TEXTAUSZUG:
----

Im Rahmen der „Go-West“-Strategie strebt die Regierung auch die Förderung des Humankapitals in Westchina an (siehe auch 3.2.3). Erstens ist die Schaffung von mehr Humankapital grundsätzlich von Bedeutung, dies schließt den Start eines wissenschaftlichen und technologischen Trainingsprogramms und die Förderung der Errichtung von Schlüssel-Forschungseinrichtungen, Universitätswissenschaftsparks und nationalen Ingenieurs-Technologie-Forschungszentren ein (CHINA TODAY OCTOBER 2005). Zweitens kommt

dem Erhalt von geschaffenem Humankapital, d. h. der Nutzung des Vorteils einer verhältnismäßig hohen Dichte an Facharbeitern, zahlreichen Militärfirmen und Ressourcen in der Gegend Bedeutung zu. Es werden Schritte unternommen, um Hochtechnologie-Industrien wie Industrien neuer Materialien und von Biomedizin zu stärken. Drittens soll die Heranziehung ausländischer Fachkräfte beschleunigt werden. Technologische und personelle Kooperationen mit der Weltbank, den Vereinten Nationen und anderen internationalen Organisationen sollen gefördert werden (YEUNG & SHEN 2004).

----

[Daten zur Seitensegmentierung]
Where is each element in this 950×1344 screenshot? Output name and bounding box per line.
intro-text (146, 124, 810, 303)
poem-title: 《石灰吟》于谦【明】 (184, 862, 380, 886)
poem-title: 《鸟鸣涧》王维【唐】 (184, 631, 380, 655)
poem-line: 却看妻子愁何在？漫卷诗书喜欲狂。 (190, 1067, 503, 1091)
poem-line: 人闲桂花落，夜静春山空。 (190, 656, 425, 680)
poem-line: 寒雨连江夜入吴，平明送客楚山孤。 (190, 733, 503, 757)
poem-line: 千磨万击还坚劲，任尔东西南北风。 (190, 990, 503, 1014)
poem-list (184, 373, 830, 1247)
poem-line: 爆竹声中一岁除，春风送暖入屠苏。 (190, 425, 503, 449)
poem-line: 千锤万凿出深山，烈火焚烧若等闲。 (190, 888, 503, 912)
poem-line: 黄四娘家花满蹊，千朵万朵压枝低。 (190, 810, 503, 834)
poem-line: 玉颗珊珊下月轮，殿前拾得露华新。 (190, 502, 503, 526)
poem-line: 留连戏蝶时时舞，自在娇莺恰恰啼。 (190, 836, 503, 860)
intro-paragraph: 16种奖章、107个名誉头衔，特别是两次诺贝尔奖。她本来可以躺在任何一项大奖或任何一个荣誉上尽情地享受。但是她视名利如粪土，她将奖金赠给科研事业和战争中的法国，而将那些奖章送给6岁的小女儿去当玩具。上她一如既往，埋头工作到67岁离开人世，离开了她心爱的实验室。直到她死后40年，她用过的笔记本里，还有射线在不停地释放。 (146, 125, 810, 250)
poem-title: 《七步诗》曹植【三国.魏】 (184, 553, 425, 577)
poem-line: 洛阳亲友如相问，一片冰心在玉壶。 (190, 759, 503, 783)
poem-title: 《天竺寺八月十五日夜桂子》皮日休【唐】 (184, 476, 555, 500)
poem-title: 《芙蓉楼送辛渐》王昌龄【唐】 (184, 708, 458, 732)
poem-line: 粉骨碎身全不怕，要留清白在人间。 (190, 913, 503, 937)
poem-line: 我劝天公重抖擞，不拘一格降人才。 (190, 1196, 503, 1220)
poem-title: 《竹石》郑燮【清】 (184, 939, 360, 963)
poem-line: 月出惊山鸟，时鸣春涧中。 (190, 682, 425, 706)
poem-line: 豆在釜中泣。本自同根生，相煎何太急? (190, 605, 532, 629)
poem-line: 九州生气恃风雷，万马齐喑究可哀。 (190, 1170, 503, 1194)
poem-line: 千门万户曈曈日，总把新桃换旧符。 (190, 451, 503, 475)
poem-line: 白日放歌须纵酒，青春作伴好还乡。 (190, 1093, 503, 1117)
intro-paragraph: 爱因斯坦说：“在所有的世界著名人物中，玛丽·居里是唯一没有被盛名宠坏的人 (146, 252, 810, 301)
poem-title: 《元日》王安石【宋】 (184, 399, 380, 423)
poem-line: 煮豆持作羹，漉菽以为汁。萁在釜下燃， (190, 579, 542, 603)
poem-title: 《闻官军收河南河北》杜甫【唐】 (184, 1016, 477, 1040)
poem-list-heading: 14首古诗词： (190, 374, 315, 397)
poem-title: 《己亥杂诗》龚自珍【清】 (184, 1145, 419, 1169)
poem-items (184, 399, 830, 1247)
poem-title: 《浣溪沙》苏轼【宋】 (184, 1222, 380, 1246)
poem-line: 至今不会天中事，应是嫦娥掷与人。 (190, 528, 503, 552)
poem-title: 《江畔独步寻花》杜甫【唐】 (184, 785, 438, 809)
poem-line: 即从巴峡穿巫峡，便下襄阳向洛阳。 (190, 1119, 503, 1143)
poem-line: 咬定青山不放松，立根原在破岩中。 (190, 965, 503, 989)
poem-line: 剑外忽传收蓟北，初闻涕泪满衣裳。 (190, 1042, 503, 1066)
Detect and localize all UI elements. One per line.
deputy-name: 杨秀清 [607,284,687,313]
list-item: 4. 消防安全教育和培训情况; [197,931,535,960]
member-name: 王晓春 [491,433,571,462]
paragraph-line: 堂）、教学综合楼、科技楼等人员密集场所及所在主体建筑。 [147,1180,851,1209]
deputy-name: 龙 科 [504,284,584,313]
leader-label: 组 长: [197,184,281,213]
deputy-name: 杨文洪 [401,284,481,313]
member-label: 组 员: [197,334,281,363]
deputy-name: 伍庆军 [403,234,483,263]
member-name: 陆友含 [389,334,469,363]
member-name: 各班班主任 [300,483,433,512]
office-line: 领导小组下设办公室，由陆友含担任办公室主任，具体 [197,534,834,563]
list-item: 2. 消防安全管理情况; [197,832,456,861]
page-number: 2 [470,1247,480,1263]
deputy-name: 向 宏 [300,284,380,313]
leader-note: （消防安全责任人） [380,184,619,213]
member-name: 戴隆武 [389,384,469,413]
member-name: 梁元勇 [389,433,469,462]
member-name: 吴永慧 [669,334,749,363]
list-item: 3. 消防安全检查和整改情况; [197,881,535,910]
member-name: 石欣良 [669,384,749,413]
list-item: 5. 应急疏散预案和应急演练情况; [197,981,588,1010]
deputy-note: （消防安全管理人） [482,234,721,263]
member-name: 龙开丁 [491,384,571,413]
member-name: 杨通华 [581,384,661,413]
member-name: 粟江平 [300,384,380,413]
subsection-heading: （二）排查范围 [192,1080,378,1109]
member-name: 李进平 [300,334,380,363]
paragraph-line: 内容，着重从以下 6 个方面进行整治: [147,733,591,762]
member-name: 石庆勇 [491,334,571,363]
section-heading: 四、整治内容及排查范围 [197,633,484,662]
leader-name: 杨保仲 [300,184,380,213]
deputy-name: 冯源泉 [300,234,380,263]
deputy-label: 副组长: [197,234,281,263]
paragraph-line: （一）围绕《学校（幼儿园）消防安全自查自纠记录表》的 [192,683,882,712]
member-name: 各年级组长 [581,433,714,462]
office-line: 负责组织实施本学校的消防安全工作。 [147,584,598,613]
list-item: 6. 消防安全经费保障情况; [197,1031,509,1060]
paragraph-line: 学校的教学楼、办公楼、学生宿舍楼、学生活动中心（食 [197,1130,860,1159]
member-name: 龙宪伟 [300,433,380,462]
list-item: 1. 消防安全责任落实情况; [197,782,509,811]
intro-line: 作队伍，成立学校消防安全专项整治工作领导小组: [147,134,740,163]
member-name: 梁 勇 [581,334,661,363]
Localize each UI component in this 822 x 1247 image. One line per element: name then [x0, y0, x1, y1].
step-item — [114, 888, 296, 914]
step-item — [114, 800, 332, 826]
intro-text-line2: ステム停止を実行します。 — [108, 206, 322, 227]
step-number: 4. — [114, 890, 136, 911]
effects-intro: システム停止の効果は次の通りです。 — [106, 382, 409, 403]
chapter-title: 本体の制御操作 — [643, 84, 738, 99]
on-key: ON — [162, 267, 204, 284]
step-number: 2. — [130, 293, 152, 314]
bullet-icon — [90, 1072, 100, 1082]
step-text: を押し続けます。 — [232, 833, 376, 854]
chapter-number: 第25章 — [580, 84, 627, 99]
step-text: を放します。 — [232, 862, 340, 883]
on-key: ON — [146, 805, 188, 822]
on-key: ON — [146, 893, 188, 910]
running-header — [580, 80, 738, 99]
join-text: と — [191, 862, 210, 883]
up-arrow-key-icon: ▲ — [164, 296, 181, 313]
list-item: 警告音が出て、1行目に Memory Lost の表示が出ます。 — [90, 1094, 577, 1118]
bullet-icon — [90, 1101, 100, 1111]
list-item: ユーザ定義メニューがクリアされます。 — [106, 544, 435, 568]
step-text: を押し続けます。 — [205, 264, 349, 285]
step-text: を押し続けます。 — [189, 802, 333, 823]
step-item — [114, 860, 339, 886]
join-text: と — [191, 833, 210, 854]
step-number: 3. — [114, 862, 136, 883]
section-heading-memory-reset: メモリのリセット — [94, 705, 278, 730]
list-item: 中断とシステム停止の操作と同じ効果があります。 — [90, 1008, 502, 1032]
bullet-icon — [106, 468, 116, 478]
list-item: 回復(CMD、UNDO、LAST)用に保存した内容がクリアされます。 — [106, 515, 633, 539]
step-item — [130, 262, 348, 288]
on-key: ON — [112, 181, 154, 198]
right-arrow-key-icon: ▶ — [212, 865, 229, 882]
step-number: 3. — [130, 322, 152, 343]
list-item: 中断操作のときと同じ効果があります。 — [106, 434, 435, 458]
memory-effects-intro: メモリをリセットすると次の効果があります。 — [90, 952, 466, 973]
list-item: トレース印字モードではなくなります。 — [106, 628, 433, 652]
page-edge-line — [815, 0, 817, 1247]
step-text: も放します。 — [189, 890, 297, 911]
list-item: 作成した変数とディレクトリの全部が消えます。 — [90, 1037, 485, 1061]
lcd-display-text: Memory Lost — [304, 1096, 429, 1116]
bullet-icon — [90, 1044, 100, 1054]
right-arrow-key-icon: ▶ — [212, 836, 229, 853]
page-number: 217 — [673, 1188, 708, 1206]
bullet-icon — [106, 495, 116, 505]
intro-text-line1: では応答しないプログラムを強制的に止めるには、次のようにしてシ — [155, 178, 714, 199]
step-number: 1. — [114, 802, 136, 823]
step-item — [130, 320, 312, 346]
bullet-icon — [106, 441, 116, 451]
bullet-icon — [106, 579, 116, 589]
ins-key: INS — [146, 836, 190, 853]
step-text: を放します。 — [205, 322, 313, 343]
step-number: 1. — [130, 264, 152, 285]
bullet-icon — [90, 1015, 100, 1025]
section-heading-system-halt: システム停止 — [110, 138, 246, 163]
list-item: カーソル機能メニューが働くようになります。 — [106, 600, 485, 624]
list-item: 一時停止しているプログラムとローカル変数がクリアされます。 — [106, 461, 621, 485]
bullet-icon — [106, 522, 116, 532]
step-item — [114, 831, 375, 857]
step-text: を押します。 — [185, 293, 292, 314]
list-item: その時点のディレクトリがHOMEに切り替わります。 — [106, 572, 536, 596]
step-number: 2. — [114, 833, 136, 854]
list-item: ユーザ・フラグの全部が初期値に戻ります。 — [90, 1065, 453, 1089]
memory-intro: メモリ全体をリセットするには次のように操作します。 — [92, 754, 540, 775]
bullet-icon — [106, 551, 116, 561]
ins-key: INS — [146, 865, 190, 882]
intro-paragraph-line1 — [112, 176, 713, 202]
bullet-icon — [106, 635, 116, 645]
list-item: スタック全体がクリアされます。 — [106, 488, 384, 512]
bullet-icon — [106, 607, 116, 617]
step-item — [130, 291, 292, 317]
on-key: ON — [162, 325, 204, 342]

----

AUFGABE:
Können Sie den Textauszug zum Humankapital in Westchina neu schreiben, beginnend bei den Worten „dem Erhalt von“ und endend nach „(YEUNG & SHEN 2004).“, und dabei „Biomedizin“ durch „Biotechnologie“ ersetzen?

ERGEBNIS:
dem Erhalt von geschaffenem Humankapital, d. h. der Nutzung des Vorteils einer verhältnismäßig hohen Dichte an Facharbeitern, zahlreichen Militärfirmen und Ressourcen in der Gegend Bedeutung zu. Es werden Schritte unternommen, um Hochtechnologie-Industrien wie Industrien neuer Materialien und von Biotechnologie zu stärken. Drittens soll die Heranziehung ausländischer Fachkräfte beschleunigt werden. Technologische und personelle Kooperationen mit der Weltbank, den Vereinten Nationen und anderen internationalen Organisationen sollen gefördert werden (YEUNG & SHEN 2004).